▶ [What the task asks]: Take the listing and print it in full, exactly as given.
+++ Material for the task
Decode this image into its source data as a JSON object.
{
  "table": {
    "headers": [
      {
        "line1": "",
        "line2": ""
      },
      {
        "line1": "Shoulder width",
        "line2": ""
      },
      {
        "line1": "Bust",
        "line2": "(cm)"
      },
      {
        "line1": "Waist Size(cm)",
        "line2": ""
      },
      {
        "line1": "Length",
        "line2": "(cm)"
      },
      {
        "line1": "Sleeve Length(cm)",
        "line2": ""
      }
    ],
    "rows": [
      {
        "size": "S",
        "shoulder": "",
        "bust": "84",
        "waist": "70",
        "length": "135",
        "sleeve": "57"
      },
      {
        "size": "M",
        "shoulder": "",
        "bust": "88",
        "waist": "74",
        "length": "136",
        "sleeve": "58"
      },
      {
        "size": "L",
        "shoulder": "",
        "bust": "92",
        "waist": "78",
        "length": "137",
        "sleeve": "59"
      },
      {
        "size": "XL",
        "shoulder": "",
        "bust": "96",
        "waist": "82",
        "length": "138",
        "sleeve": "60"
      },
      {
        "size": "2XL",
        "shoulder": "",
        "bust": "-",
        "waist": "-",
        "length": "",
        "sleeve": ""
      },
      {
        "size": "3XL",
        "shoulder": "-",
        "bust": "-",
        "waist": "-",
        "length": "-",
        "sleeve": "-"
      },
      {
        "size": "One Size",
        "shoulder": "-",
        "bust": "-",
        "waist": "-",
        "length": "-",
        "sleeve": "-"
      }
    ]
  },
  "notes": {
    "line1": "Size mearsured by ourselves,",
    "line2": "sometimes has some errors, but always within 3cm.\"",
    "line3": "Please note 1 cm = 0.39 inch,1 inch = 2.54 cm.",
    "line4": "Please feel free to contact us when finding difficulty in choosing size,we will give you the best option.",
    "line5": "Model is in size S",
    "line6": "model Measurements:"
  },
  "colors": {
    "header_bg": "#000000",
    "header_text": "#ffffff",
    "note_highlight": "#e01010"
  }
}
++++++
▶ [Answer to the exercise]:
Decode this image into its source data as a JSON object.
{
  "table": {
    "headers": [
      {
        "line1": "",
        "line2": ""
      },
      {
        "line1": "Shoulder width",
        "line2": ""
      },
      {
        "line1": "Bust",
        "line2": "(cm)"
      },
      {
        "line1": "Waist Size(cm)",
        "line2": ""
      },
      {
        "line1": "Length",
        "line2": "(cm)"
      },
      {
        "line1": "Sleeve Length(cm)",
        "line2": ""
      }
    ],
    "rows": [
      {
        "size": "S",
        "shoulder": "",
        "bust": "84",
        "waist": "70",
        "length": "135",
        "sleeve": "57"
      },
      {
        "size": "M",
        "shoulder": "",
        "bust": "88",
        "waist": "74",
        "length": "136",
        "sleeve": "58"
      },
      {
        "size": "L",
        "shoulder": "",
        "bust": "92",
        "waist": "78",
        "length": "137",
        "sleeve": "59"
      },
      {
        "size": "XL",
        "shoulder": "",
        "bust": "96",
        "waist": "82",
        "length": "138",
        "sleeve": "60"
      },
      {
        "size": "2XL",
        "shoulder": "",
        "bust": "-",
        "waist": "-",
        "length": "",
        "sleeve": ""
      },
      {
        "size": "3XL",
        "shoulder": "-",
        "bust": "-",
        "waist": "-",
        "length": "-",
        "sleeve": "-"
      },
      {
        "size": "One Size",
        "shoulder": "-",
        "bust": "-",
        "waist": "-",
        "length": "-",
        "sleeve": "-"
      }
    ]
  },
  "notes": {
    "line1": "Size mearsured by ourselves,",
    "line2": "sometimes has some errors, but always within 3cm.\"",
    "line3": "Please note 1 cm = 0.39 inch,1 inch = 2.54 cm.",
    "line4": "Please feel free to contact us when finding difficulty in choosing size,we will give you the best option.",
    "line5": "Model is in size S",
    "line6": "model Measurements:"
  },
  "colors": {
    "header_bg": "#000000",
    "header_text": "#ffffff",
    "note_highlight": "#e01010"
  }
}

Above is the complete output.